- _To do_
Reproduce all entries precisely, down to the last character.

----- Provided records -----

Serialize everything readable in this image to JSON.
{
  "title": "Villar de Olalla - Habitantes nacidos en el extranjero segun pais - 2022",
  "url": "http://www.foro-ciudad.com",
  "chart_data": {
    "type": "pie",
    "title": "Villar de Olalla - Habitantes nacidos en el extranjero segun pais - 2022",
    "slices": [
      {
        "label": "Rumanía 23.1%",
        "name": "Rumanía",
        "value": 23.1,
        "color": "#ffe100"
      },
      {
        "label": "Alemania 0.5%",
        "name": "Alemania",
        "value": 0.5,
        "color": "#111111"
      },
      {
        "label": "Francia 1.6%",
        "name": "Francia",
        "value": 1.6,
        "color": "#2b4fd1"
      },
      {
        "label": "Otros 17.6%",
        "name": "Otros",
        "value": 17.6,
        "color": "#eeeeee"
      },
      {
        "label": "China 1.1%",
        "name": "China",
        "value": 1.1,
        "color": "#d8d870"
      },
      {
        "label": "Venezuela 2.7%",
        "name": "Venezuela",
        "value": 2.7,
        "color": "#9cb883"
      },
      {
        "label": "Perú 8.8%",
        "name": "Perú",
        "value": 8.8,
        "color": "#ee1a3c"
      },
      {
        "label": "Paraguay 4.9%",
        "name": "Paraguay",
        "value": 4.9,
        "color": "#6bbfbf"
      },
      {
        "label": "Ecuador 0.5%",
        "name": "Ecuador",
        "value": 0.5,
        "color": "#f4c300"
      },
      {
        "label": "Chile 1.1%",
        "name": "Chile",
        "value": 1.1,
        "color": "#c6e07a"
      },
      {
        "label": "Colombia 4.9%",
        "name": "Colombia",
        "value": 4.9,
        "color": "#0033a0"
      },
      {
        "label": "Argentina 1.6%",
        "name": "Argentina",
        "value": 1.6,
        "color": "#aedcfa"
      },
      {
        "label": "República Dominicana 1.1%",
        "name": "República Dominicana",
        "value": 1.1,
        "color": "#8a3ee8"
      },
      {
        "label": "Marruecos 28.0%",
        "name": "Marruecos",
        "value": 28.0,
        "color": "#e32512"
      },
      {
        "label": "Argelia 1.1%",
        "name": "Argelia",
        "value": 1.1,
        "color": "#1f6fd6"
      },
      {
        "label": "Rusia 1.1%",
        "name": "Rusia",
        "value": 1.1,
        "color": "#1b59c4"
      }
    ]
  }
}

-----

- _Finished exercise_
Serialize everything readable in this image to JSON.
{
  "title": "Villar de Olalla - Habitantes nacidos en el extranjero segun pais - 2022",
  "url": "http://www.foro-ciudad.com",
  "chart_data": {
    "type": "pie",
    "title": "Villar de Olalla - Habitantes nacidos en el extranjero segun pais - 2022",
    "slices": [
      {
        "label": "Rumanía 23.1%",
        "name": "Rumanía",
        "value": 23.1,
        "color": "#ffe100"
      },
      {
        "label": "Alemania 0.5%",
        "name": "Alemania",
        "value": 0.5,
        "color": "#111111"
      },
      {
        "label": "Francia 1.6%",
        "name": "Francia",
        "value": 1.6,
        "color": "#2b4fd1"
      },
      {
        "label": "Otros 17.6%",
        "name": "Otros",
        "value": 17.6,
        "color": "#eeeeee"
      },
      {
        "label": "China 1.1%",
        "name": "China",
        "value": 1.1,
        "color": "#d8d870"
      },
      {
        "label": "Venezuela 2.7%",
        "name": "Venezuela",
        "value": 2.7,
        "color": "#9cb883"
      },
      {
        "label": "Perú 8.8%",
        "name": "Perú",
        "value": 8.8,
        "color": "#ee1a3c"
      },
      {
        "label": "Paraguay 4.9%",
        "name": "Paraguay",
        "value": 4.9,
        "color": "#6bbfbf"
      },
      {
        "label": "Ecuador 0.5%",
        "name": "Ecuador",
        "value": 0.5,
        "color": "#f4c300"
      },
      {
        "label": "Chile 1.1%",
        "name": "Chile",
        "value": 1.1,
        "color": "#c6e07a"
      },
      {
        "label": "Colombia 4.9%",
        "name": "Colombia",
        "value": 4.9,
        "color": "#0033a0"
      },
      {
        "label": "Argentina 1.6%",
        "name": "Argentina",
        "value": 1.6,
        "color": "#aedcfa"
      },
      {
        "label": "República Dominicana 1.1%",
        "name": "República Dominicana",
        "value": 1.1,
        "color": "#8a3ee8"
      },
      {
        "label": "Marruecos 28.0%",
        "name": "Marruecos",
        "value": 28.0,
        "color": "#e32512"
      },
      {
        "label": "Argelia 1.1%",
        "name": "Argelia",
        "value": 1.1,
        "color": "#1f6fd6"
      },
      {
        "label": "Rusia 1.1%",
        "name": "Rusia",
        "value": 1.1,
        "color": "#1b59c4"
      }
    ]
  }
}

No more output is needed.